Data records
>>>>>

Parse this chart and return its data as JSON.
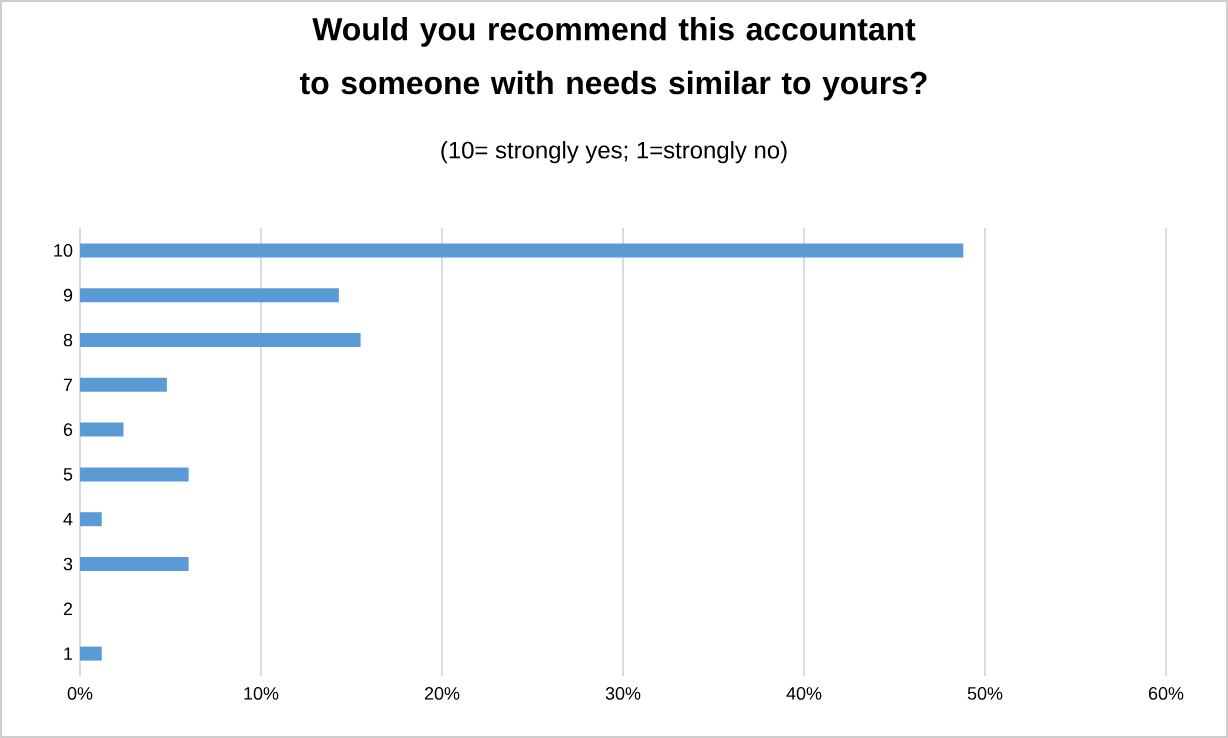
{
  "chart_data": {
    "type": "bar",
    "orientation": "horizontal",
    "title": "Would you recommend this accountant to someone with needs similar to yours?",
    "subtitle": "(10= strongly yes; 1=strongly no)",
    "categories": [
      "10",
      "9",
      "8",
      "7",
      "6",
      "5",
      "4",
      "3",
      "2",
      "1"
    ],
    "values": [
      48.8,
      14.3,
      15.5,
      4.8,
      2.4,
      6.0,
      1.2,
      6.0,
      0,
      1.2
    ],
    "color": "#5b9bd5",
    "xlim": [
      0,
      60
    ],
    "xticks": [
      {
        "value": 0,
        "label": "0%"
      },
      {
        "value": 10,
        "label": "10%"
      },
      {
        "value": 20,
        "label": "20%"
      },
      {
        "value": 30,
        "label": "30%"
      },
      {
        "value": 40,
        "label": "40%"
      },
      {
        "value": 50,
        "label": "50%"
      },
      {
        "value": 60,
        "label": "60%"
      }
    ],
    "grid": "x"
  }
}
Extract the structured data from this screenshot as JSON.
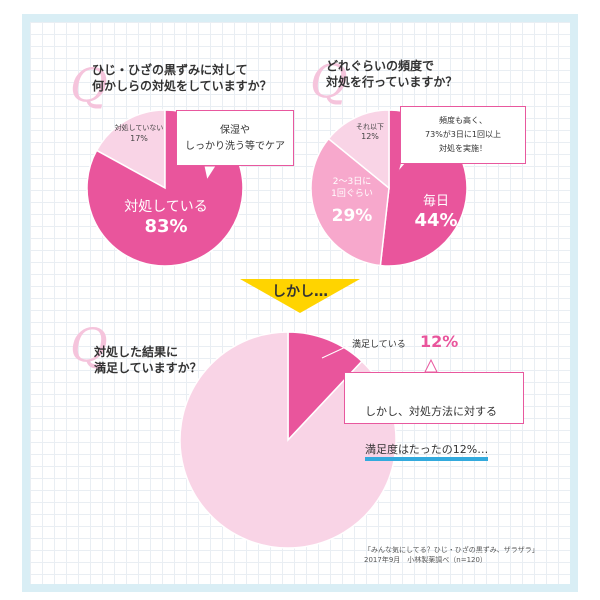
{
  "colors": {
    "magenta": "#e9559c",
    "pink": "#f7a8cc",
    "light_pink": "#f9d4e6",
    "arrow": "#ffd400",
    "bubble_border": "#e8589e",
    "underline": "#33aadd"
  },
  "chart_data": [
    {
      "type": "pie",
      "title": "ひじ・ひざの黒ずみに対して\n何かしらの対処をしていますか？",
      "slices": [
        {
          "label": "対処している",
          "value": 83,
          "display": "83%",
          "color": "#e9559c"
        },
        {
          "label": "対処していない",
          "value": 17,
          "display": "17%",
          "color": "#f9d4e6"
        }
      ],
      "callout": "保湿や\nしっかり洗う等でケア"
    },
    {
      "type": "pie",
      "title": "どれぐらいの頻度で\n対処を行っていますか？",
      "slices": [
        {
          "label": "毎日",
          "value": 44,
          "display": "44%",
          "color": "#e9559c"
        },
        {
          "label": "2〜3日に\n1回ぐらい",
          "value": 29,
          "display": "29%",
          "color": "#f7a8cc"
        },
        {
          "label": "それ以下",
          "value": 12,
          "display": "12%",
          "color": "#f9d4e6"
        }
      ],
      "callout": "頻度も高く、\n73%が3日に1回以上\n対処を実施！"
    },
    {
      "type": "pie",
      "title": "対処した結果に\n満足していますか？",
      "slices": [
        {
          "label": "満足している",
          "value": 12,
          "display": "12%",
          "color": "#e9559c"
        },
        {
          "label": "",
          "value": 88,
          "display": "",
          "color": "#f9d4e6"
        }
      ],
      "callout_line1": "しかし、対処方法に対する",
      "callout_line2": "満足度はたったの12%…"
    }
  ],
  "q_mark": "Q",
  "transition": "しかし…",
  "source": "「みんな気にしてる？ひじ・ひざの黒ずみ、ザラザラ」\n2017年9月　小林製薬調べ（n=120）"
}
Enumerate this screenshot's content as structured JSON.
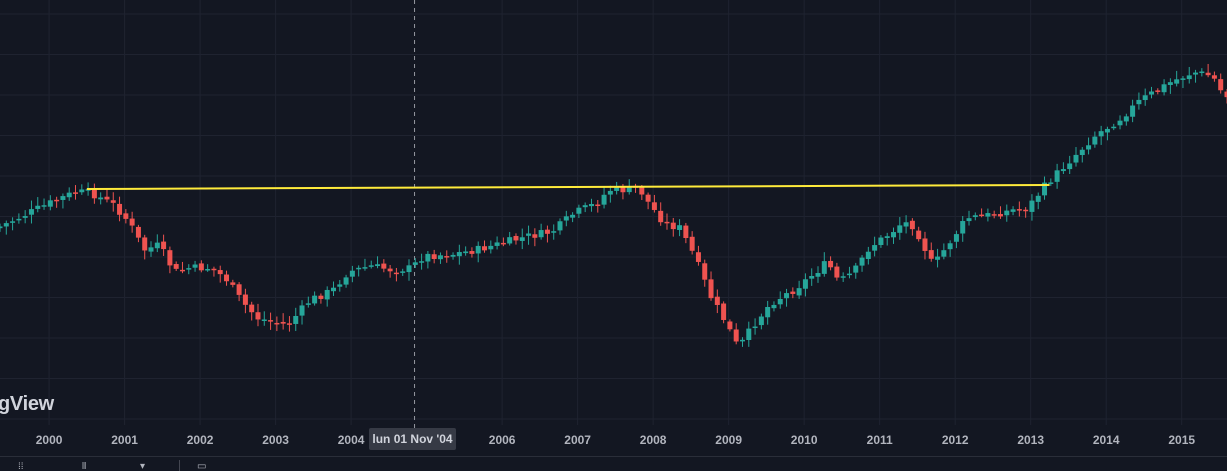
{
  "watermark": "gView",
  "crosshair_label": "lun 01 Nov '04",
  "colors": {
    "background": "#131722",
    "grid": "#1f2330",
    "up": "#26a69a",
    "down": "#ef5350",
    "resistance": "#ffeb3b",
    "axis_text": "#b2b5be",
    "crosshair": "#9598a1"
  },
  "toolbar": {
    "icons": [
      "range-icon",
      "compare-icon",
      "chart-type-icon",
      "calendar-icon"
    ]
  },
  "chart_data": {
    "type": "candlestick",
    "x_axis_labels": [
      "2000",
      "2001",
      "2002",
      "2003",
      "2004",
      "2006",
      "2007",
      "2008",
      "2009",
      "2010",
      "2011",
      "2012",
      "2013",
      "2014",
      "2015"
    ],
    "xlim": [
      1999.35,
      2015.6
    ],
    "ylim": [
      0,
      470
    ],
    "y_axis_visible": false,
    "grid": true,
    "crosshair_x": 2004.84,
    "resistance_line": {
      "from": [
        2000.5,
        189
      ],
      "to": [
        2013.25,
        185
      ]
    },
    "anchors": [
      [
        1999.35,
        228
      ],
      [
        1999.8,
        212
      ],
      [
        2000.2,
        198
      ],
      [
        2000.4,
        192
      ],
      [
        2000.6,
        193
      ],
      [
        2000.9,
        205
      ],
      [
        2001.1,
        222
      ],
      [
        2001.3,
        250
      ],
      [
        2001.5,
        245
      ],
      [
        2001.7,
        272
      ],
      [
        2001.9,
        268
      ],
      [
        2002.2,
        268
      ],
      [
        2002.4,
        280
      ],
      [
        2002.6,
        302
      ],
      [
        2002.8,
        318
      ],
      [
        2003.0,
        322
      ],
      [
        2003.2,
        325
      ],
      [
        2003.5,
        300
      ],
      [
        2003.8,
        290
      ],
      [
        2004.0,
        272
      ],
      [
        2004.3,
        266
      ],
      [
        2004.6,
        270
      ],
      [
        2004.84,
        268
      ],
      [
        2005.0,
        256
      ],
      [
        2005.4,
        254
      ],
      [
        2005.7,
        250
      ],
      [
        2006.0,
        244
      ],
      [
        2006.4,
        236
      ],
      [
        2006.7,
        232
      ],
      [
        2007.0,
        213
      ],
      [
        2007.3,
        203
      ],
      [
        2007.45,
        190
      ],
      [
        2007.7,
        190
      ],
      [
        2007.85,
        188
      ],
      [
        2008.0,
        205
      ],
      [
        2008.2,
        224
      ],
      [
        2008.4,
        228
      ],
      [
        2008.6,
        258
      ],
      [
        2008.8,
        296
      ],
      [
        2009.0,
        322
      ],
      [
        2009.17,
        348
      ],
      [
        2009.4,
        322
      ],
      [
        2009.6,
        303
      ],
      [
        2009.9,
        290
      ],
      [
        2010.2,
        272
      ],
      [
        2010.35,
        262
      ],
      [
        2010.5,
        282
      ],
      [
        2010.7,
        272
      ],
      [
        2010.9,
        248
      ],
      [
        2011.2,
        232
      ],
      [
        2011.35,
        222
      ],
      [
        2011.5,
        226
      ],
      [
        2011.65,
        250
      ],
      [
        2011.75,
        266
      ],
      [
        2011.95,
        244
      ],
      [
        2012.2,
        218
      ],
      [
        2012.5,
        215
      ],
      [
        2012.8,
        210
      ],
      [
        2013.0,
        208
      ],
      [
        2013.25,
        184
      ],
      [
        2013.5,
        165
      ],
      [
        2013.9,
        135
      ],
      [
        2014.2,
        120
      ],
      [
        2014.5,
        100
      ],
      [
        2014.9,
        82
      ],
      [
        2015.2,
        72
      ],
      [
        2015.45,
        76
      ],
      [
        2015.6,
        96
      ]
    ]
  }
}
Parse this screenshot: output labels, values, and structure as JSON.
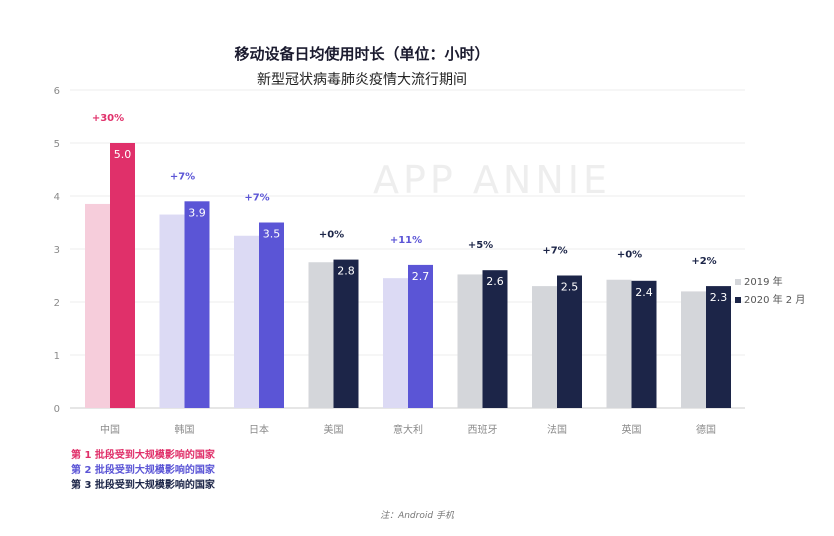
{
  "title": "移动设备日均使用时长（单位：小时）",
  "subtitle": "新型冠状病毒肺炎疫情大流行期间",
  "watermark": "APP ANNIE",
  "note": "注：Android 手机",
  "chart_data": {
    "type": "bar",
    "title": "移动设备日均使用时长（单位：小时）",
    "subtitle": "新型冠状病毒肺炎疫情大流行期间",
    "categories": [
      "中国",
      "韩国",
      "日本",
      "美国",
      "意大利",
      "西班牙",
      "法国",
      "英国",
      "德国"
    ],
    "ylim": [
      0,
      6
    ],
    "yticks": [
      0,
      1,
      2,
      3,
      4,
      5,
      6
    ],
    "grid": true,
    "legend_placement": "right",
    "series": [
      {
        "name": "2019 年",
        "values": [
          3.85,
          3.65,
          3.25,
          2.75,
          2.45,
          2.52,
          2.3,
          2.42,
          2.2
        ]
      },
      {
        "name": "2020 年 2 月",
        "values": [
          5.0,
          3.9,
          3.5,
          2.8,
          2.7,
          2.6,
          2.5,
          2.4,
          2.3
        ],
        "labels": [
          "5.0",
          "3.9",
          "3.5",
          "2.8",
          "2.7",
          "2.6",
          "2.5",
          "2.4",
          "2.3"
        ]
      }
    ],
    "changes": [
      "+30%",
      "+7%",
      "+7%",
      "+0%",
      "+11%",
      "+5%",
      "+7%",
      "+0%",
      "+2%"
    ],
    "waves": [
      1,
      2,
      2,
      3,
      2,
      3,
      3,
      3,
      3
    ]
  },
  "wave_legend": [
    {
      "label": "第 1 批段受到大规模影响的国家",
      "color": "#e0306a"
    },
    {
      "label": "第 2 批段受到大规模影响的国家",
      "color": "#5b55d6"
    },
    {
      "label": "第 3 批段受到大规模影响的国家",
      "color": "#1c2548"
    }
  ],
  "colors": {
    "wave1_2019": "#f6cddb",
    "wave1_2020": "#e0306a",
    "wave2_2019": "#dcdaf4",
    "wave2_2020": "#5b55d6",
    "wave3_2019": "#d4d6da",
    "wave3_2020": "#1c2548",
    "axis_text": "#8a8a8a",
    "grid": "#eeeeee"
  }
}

<<<<<

WORK TO DO :: List all lines holding the string "screenshot".

TASK SOLUTION ::
Extract the structured data from this screenshot as JSON.
Enumerate this screenshot's content as structured JSON.
Parse this screenshot: output labels, values, and structure as JSON.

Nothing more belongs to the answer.